▶ _Extrait choisi_:
+ + + + + + +
Bonjour aimé, bonjour adoré, bonjour toi, bonjour vous. Comment que ça va ce matin ? Je suis furieuse contre moi, je m’en veux de dormir comme une marmotte quand tu es là, et pourtant c’est irrésistible et je ne peux m’en empêcher. Je donnerais tout au monde pour me soustraire à cette envie de dormir qui m’accable dès que minuit est passé. Il est vrai que si tu me parlais cela n’arriverait jamais, donc que c’est votre faute, donc c’est contre vous qu’il faut que je tourne ma fureur. Cher bien-aimé, tout cela n’empêche pas que tu ne sois le plus doux et le plus charmant des hommes et que je ne sois bien malheureuse quand je perds par ma faute une goutte de ta présence adorée. Ce soir je ne me coucherai pas, ça sera plus sûr. D’ici là j’ai le temps de te désirer et de soupirer bien longtemps après vous. Si vous étiez bien gentil vous viendriez de bonne heure pour faire le mien et vous resteriez très longtemps pour me donner celui de vous voir et d’en remplir mes yeux et mon cœur. Vous n’avez ni Chambre ni Académie, que je sache, ainsi vous pourriez bien venir si vous vouliez. Faites un effort pour moi, vous verrez que ce n’est peut-être pas aussi impossible que vous le croyez. Essayez, il n’y a que le premier pas qui coûte. En attendant je baise vos pieds, vos mains, votre nez, votre front, vos yeux, votre bouche et le RESTE et puis je vous adore de toutes mes forces.

Juliette

BnF, Mss, NAF 16362, f. 103-104
Transcription d’Audrey Vala assistée de Florence Naugrette


31 janvier [1846], samedi soir, 5 h.
+ + + + + + +
▶ _Données fournies_:

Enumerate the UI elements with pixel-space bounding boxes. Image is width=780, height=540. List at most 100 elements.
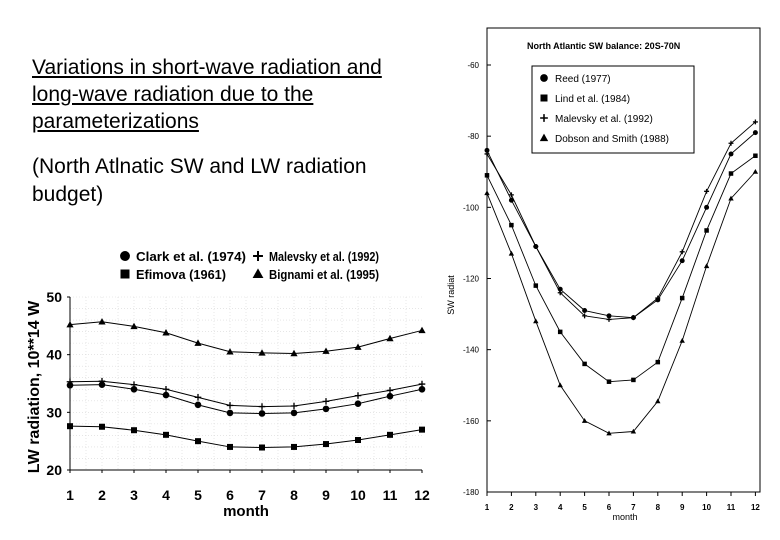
+ + + + + + +
▶ _Objectifs_:
a: Résumez la lettre en deux phrases.
b: Dans la lettre, quelles parties du corps Juliette dit-elle baiser ? Laissez de côté « le RESTE ».
c: Répondez à ces questions sur la lettre :
(i) À partir de quel moment l'envie de dormir accable-t-elle Juliette ?
(ii) Que décide-t-elle de ne pas faire ce soir ?
(iii) Par qui la transcription a-t-elle été faite ?
Le listing n'a aucun lien avec la lettre.

▶ _Résultats de l'exercice_:
a: Juliette s'en veut de s'endormir quand son bien-aimé est là, car l'envie de dormir l'accable dès que minuit est passé, mais elle lui en attribue la faute puisqu'il ne lui parle pas. Elle annonce qu'elle ne se couchera pas ce soir, le prie de venir de bonne heure et de rester longtemps, faute de Chambre ou d'Académie qui le retienne, et lui dit qu'elle l'adore de toutes ses forces.

b: Les pieds, les mains, le nez, le front, les yeux, la bouche.

c:
(i) Dès que minuit est passé.
(ii) Elle ne se couchera pas.
(iii) Par Audrey Vala, assistée de Florence Naugrette.